╭─ AVAILABLE DATA

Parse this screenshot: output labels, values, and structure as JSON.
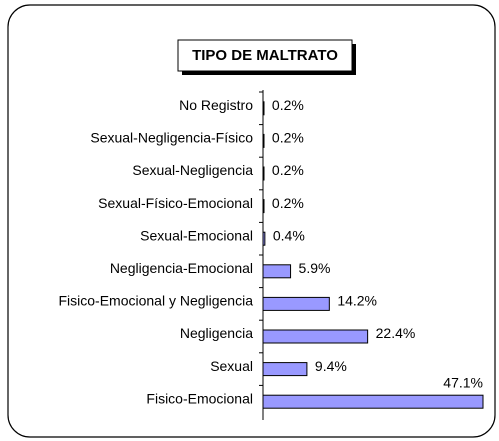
{
  "chart_data": {
    "type": "bar",
    "orientation": "horizontal",
    "title": "TIPO DE MALTRATO",
    "categories": [
      "No Registro",
      "Sexual-Negligencia-Físico",
      "Sexual-Negligencia",
      "Sexual-Físico-Emocional",
      "Sexual-Emocional",
      "Negligencia-Emocional",
      "Fisico-Emocional y Negligencia",
      "Negligencia",
      "Sexual",
      "Fisico-Emocional"
    ],
    "values": [
      0.2,
      0.2,
      0.2,
      0.2,
      0.4,
      5.9,
      14.2,
      22.4,
      9.4,
      47.1
    ],
    "value_labels": [
      "0.2%",
      "0.2%",
      "0.2%",
      "0.2%",
      "0.4%",
      "5.9%",
      "14.2%",
      "22.4%",
      "9.4%",
      "47.1%"
    ],
    "color": "#9999ff"
  }
}
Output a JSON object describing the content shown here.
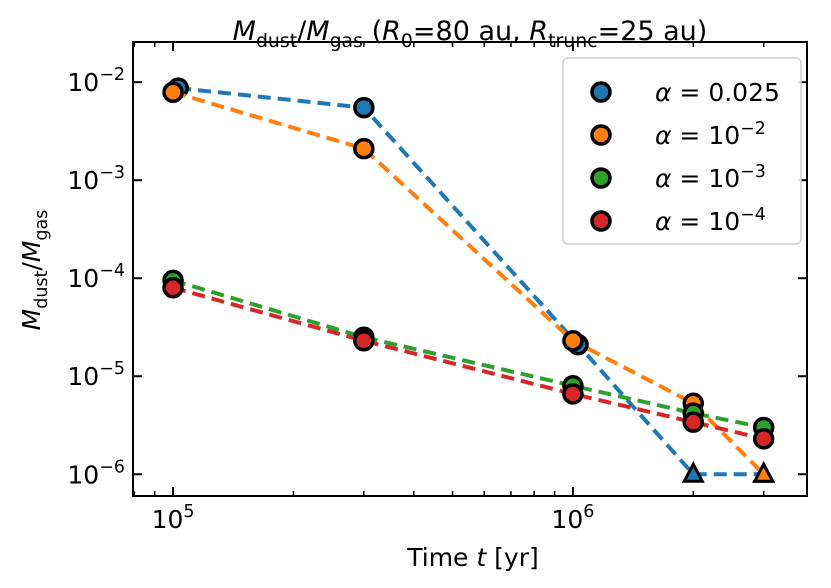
{
  "chart_data": {
    "type": "line",
    "title": [
      {
        "t": "M",
        "style": "italic"
      },
      {
        "t": "dust",
        "style": "sub"
      },
      {
        "t": "/"
      },
      {
        "t": "M",
        "style": "italic"
      },
      {
        "t": "gas",
        "style": "sub"
      },
      {
        "t": " ("
      },
      {
        "t": "R",
        "style": "italic"
      },
      {
        "t": "0",
        "style": "sub"
      },
      {
        "t": "=80 au, "
      },
      {
        "t": "R",
        "style": "italic"
      },
      {
        "t": "trunc",
        "style": "sub"
      },
      {
        "t": "=25 au)"
      }
    ],
    "xlabel": [
      {
        "t": "Time "
      },
      {
        "t": "t",
        "style": "italic"
      },
      {
        "t": " [yr]"
      }
    ],
    "ylabel": [
      {
        "t": "M",
        "style": "italic"
      },
      {
        "t": "dust",
        "style": "sub"
      },
      {
        "t": "/"
      },
      {
        "t": "M",
        "style": "italic"
      },
      {
        "t": "gas",
        "style": "sub"
      }
    ],
    "xscale": "log",
    "yscale": "log",
    "xlim": [
      79400,
      3850000
    ],
    "ylim": [
      6e-07,
      0.0257
    ],
    "xticks": [
      {
        "value": 100000,
        "label": [
          "10",
          "5"
        ]
      },
      {
        "value": 1000000,
        "label": [
          "10",
          "6"
        ]
      }
    ],
    "yticks": [
      {
        "value": 1e-06,
        "label": [
          "10",
          "−6"
        ]
      },
      {
        "value": 1e-05,
        "label": [
          "10",
          "−5"
        ]
      },
      {
        "value": 0.0001,
        "label": [
          "10",
          "−4"
        ]
      },
      {
        "value": 0.001,
        "label": [
          "10",
          "−3"
        ]
      },
      {
        "value": 0.01,
        "label": [
          "10",
          "−2"
        ]
      }
    ],
    "legend": "upper right",
    "series": [
      {
        "name": [
          {
            "t": "α",
            "style": "italic"
          },
          {
            "t": " = 0.025"
          }
        ],
        "color": "#1f77b4",
        "x": [
          103000,
          300000,
          1030000,
          2000000,
          3000000
        ],
        "values": [
          0.0087,
          0.0055,
          2.1e-05,
          1e-06,
          1e-06
        ],
        "markers": [
          "o",
          "o",
          "o",
          "^",
          "^"
        ]
      },
      {
        "name": [
          {
            "t": "α",
            "style": "italic"
          },
          {
            "t": " = 10"
          },
          {
            "t": "−2",
            "style": "sup"
          }
        ],
        "color": "#ff7f0e",
        "x": [
          100000,
          300000,
          1000000,
          2000000,
          3000000
        ],
        "values": [
          0.0079,
          0.0021,
          2.3e-05,
          5.3e-06,
          1e-06
        ],
        "markers": [
          "o",
          "o",
          "o",
          "o",
          "^"
        ]
      },
      {
        "name": [
          {
            "t": "α",
            "style": "italic"
          },
          {
            "t": " = 10"
          },
          {
            "t": "−3",
            "style": "sup"
          }
        ],
        "color": "#2ca02c",
        "x": [
          100000,
          300000,
          1000000,
          2000000,
          3000000
        ],
        "values": [
          9.5e-05,
          2.5e-05,
          8e-06,
          4.2e-06,
          3e-06
        ],
        "markers": [
          "o",
          "o",
          "o",
          "o",
          "o"
        ]
      },
      {
        "name": [
          {
            "t": "α",
            "style": "italic"
          },
          {
            "t": " = 10"
          },
          {
            "t": "−4",
            "style": "sup"
          }
        ],
        "color": "#d62728",
        "x": [
          100000,
          300000,
          1000000,
          2000000,
          3000000
        ],
        "values": [
          8e-05,
          2.3e-05,
          6.6e-06,
          3.4e-06,
          2.3e-06
        ],
        "markers": [
          "o",
          "o",
          "o",
          "o",
          "o"
        ]
      }
    ]
  }
}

╰─

■ **WHAT YOU NEED TO DO**
Copy each line of the listing that includes "Negligencia".

■ **THE COMPLETED TASK**
      "Sexual-Negligencia-Físico",
      "Sexual-Negligencia",
      "Negligencia-Emocional",
      "Fisico-Emocional y Negligencia",
      "Negligencia",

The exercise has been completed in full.